* _What you are asked to do_
Copy the data that follows exactly. Include no pictures.

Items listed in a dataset
———
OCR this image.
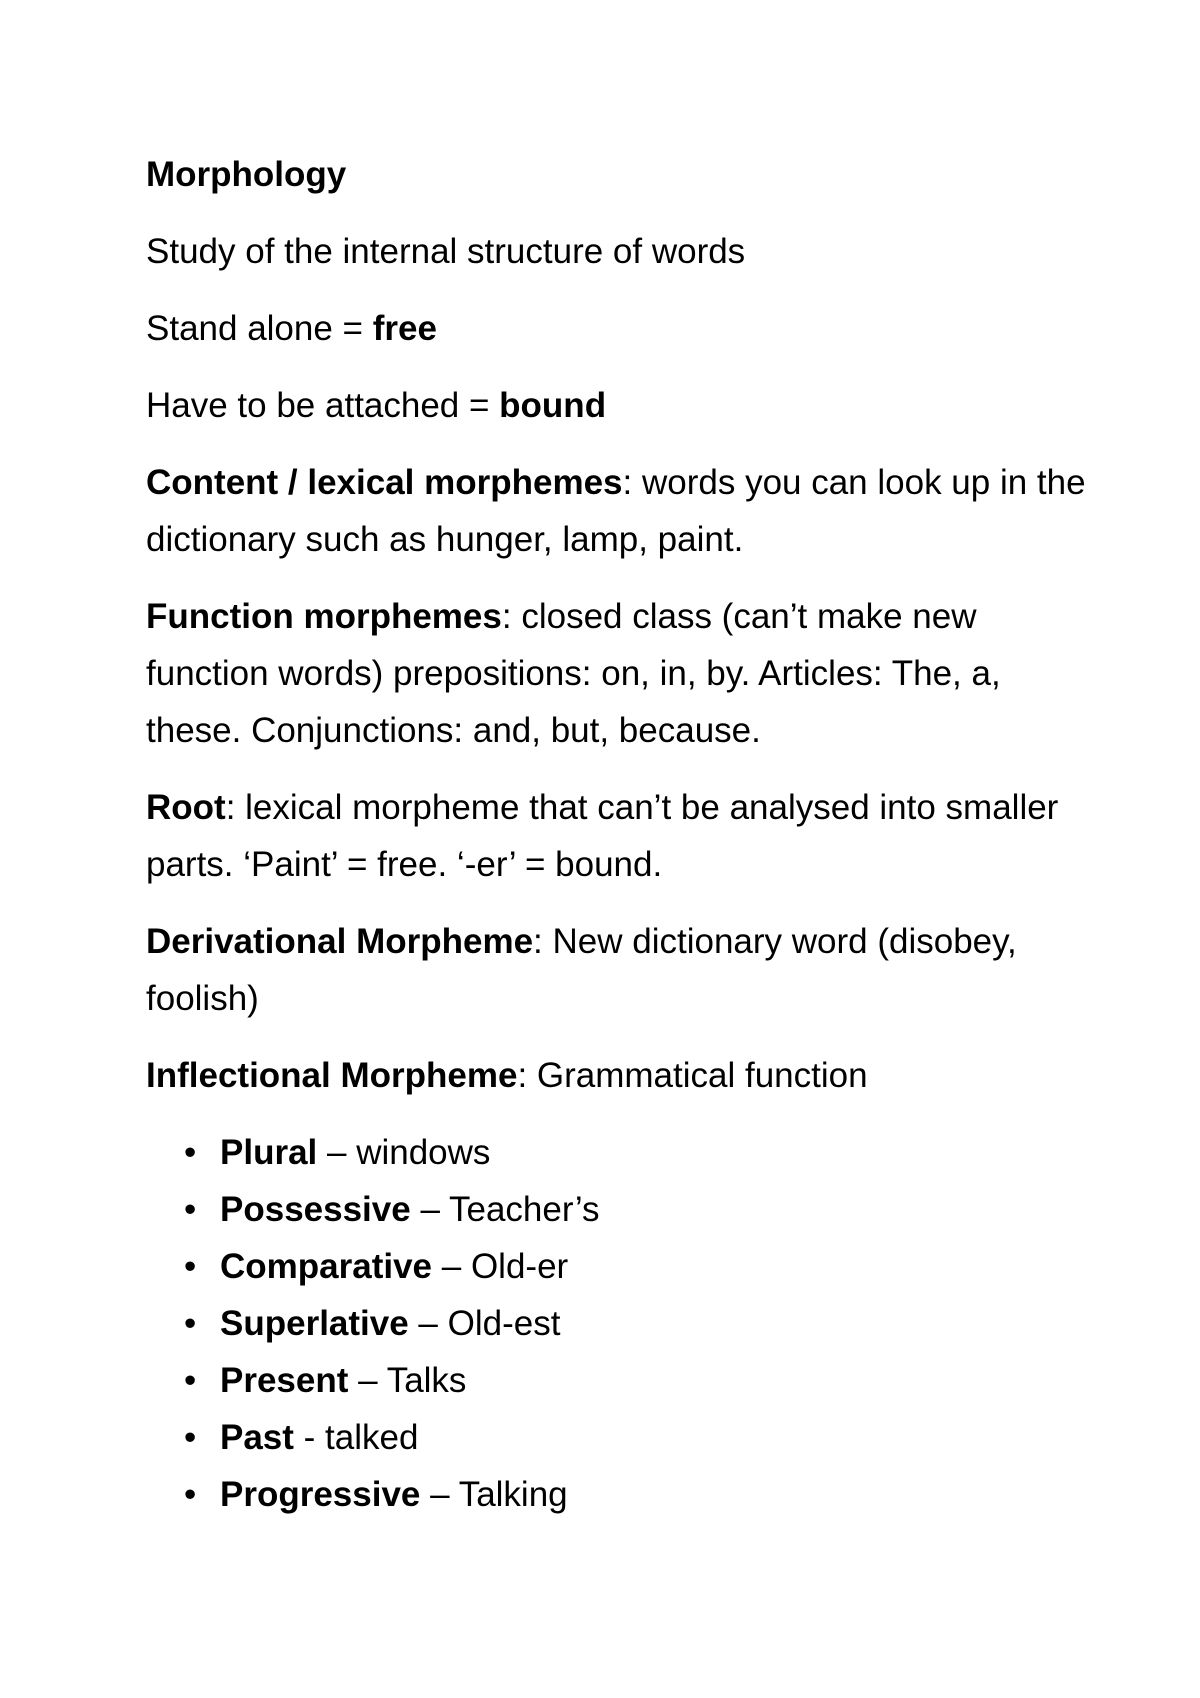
Morphology

Study of the internal structure of words

Stand alone = free

Have to be attached = bound

Content / lexical morphemes: words you can look up in the dictionary such as hunger, lamp, paint.

Function morphemes: closed class (can’t make new function words) prepositions: on, in, by. Articles: The, a, these. Conjunctions: and, but, because.

Root: lexical morpheme that can’t be analysed into smaller parts. ‘Paint’ = free. ‘-er’ = bound.

Derivational Morpheme: New dictionary word (disobey, foolish)

Inflectional Morpheme: Grammatical function

• Plural – windows
• Possessive – Teacher’s
• Comparative – Old-er
• Superlative – Old-est
• Present – Talks
• Past - talked
• Progressive – Talking
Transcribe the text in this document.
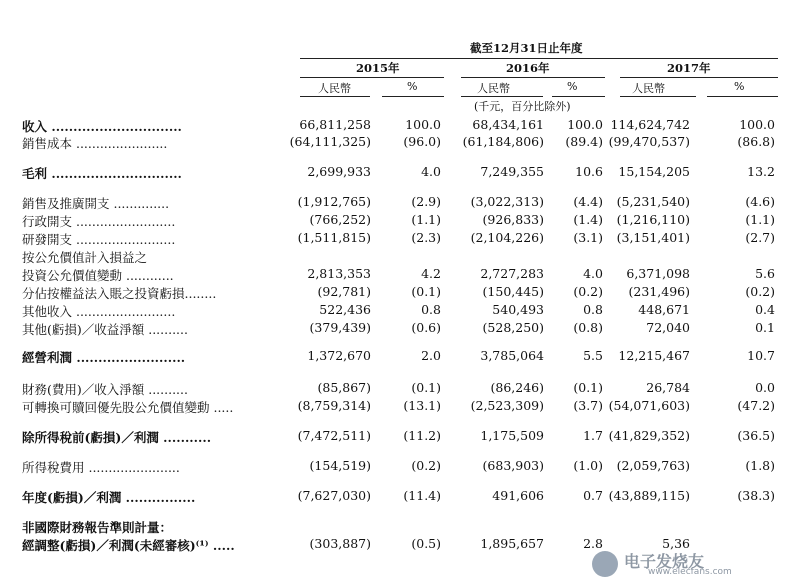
截至12月31日止年度
2015年	2016年	2017年
人民幣	%	人民幣	%	人民幣	%
(千元，百分比除外)
收入 ..............................	66,811,258	100.0	68,434,161 100.0 114,624,742	100.0
銷售成本 .......................	(64,111,325)	(96.0) (61,184,806) (89.4) (99,470,537)	(86.8)
毛利 ..............................	2,699,933	4.0	7,249,355 10.6 15,154,205	13.2
銷售及推廣開支 ..............	(1,912,765)	(2.9) (3,022,313) (4.4) (5,231,540)	(4.6)
行政開支 .........................	(766,252)	(1.1)	(926,833) (1.4) (1,216,110)	(1.1)
研發開支 .........................	(1,511,815)	(2.3) (2,104,226) (3.1) (3,151,401)	(2.7)
按公允價值計入損益之
投資公允價值變動 ............	2,813,353	4.2	2,727,283	4.0 6,371,098	5.6
分佔按權益法入賬之投資虧損........	(92,781)	(0.1)	(150,445) (0.2) (231,496)	(0.2)
其他收入 .........................	522,436	0.8	540,493	0.8	448,671	0.4
其他(虧損)／收益淨額 ..........	(379,439)	(0.6)	(528,250) (0.8)	72,040	0.1
經營利潤 .........................	1,372,670	2.0	3,785,064	5.5 12,215,467	10.7
財務(費用)／收入淨額 ..........	(85,867)	(0.1)	(86,246) (0.1)	26,784	0.0
可轉換可贖回優先股公允價值變動 .....	(8,759,314)	(13.1) (2,523,309) (3.7) (54,071,603)	(47.2)
除所得稅前(虧損)／利潤 ...........	(7,472,511)	(11.2)	1,175,509	1.7 (41,829,352)	(36.5)
所得稅費用 .......................	(154,519)	(0.2)	(683,903) (1.0) (2,059,763)	(1.8)
年度(虧損)／利潤 ................	(7,627,030)	(11.4)	491,606	0.7 (43,889,115)	(38.3)
非國際財務報告準則計量：
經調整(虧損)／利潤(未經審核)⁽¹⁾ .....	(303,887)	(0.5)	1,895,657	2.8	5,36
电子发烧友
www.elecfans.com
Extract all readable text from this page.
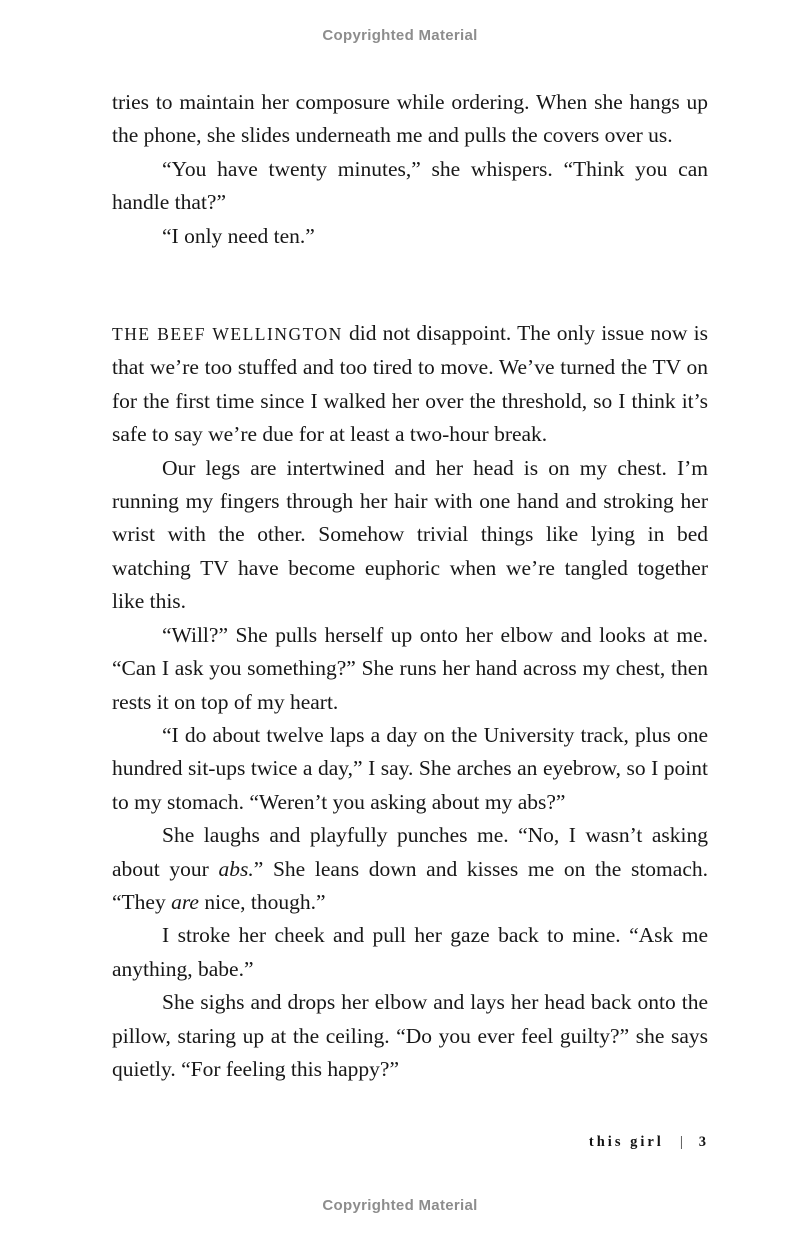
Copyrighted Material

tries to maintain her composure while ordering. When she hangs up the phone, she slides underneath me and pulls the covers over us.

“You have twenty minutes,” she whispers. “Think you can handle that?”

“I only need ten.”

THE BEEF WELLINGTON did not disappoint. The only issue now is that we’re too stuffed and too tired to move. We’ve turned the TV on for the first time since I walked her over the threshold, so I think it’s safe to say we’re due for at least a two-hour break.

Our legs are intertwined and her head is on my chest. I’m running my fingers through her hair with one hand and stroking her wrist with the other. Somehow trivial things like lying in bed watching TV have become euphoric when we’re tangled together like this.

“Will?” She pulls herself up onto her elbow and looks at me. “Can I ask you something?” She runs her hand across my chest, then rests it on top of my heart.

“I do about twelve laps a day on the University track, plus one hundred sit-ups twice a day,” I say. She arches an eyebrow, so I point to my stomach. “Weren’t you asking about my abs?”

She laughs and playfully punches me. “No, I wasn’t asking about your abs.” She leans down and kisses me on the stomach. “They are nice, though.”

I stroke her cheek and pull her gaze back to mine. “Ask me anything, babe.”

She sighs and drops her elbow and lays her head back onto the pillow, staring up at the ceiling. “Do you ever feel guilty?” she says quietly. “For feeling this happy?”

this girl | 3
Copyrighted Material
———
* _Written solution_
OCR this image.
Morphology

Study of the internal structure of words

Stand alone = free

Have to be attached = bound

Content / lexical morphemes: words you can look up in the dictionary such as hunger, lamp, paint.

Function morphemes: closed class (can’t make new function words) prepositions: on, in, by. Articles: The, a, these. Conjunctions: and, but, because.

Root: lexical morpheme that can’t be analysed into smaller parts. ‘Paint’ = free. ‘-er’ = bound.

Derivational Morpheme: New dictionary word (disobey, foolish)

Inflectional Morpheme: Grammatical function

• Plural – windows
• Possessive – Teacher’s
• Comparative – Old-er
• Superlative – Old-est
• Present – Talks
• Past - talked
• Progressive – Talking
Transcribe the text in this document.
截至12月31日止年度
2015年	2016年	2017年
人民幣	%	人民幣	%	人民幣	%
(千元，百分比除外)
收入 ..............................	66,811,258	100.0	68,434,161 100.0 114,624,742	100.0
銷售成本 .......................	(64,111,325)	(96.0) (61,184,806) (89.4) (99,470,537)	(86.8)
毛利 ..............................	2,699,933	4.0	7,249,355 10.6 15,154,205	13.2
銷售及推廣開支 ..............	(1,912,765)	(2.9) (3,022,313) (4.4) (5,231,540)	(4.6)
行政開支 .........................	(766,252)	(1.1)	(926,833) (1.4) (1,216,110)	(1.1)
研發開支 .........................	(1,511,815)	(2.3) (2,104,226) (3.1) (3,151,401)	(2.7)
按公允價值計入損益之
投資公允價值變動 ............	2,813,353	4.2	2,727,283	4.0 6,371,098	5.6
分佔按權益法入賬之投資虧損........	(92,781)	(0.1)	(150,445) (0.2) (231,496)	(0.2)
其他收入 .........................	522,436	0.8	540,493	0.8	448,671	0.4
其他(虧損)／收益淨額 ..........	(379,439)	(0.6)	(528,250) (0.8)	72,040	0.1
經營利潤 .........................	1,372,670	2.0	3,785,064	5.5 12,215,467	10.7
財務(費用)／收入淨額 ..........	(85,867)	(0.1)	(86,246) (0.1)	26,784	0.0
可轉換可贖回優先股公允價值變動 .....	(8,759,314)	(13.1) (2,523,309) (3.7) (54,071,603)	(47.2)
除所得稅前(虧損)／利潤 ...........	(7,472,511)	(11.2)	1,175,509	1.7 (41,829,352)	(36.5)
所得稅費用 .......................	(154,519)	(0.2)	(683,903) (1.0) (2,059,763)	(1.8)
年度(虧損)／利潤 ................	(7,627,030)	(11.4)	491,606	0.7 (43,889,115)	(38.3)
非國際財務報告準則計量：
經調整(虧損)／利潤(未經審核)⁽¹⁾ .....	(303,887)	(0.5)	1,895,657	2.8	5,36
电子发烧友
www.elecfans.com
Extract all readable text from this page.
Copyrighted Material

tries to maintain her composure while ordering. When she hangs up the phone, she slides underneath me and pulls the covers over us.

“You have twenty minutes,” she whispers. “Think you can handle that?”

“I only need ten.”

THE BEEF WELLINGTON did not disappoint. The only issue now is that we’re too stuffed and too tired to move. We’ve turned the TV on for the first time since I walked her over the threshold, so I think it’s safe to say we’re due for at least a two-hour break.

Our legs are intertwined and her head is on my chest. I’m running my fingers through her hair with one hand and stroking her wrist with the other. Somehow trivial things like lying in bed watching TV have become euphoric when we’re tangled together like this.

“Will?” She pulls herself up onto her elbow and looks at me. “Can I ask you something?” She runs her hand across my chest, then rests it on top of my heart.

“I do about twelve laps a day on the University track, plus one hundred sit-ups twice a day,” I say. She arches an eyebrow, so I point to my stomach. “Weren’t you asking about my abs?”

She laughs and playfully punches me. “No, I wasn’t asking about your abs.” She leans down and kisses me on the stomach. “They are nice, though.”

I stroke her cheek and pull her gaze back to mine. “Ask me anything, babe.”

She sighs and drops her elbow and lays her head back onto the pillow, staring up at the ceiling. “Do you ever feel guilty?” she says quietly. “For feeling this happy?”

this girl | 3
Copyrighted Material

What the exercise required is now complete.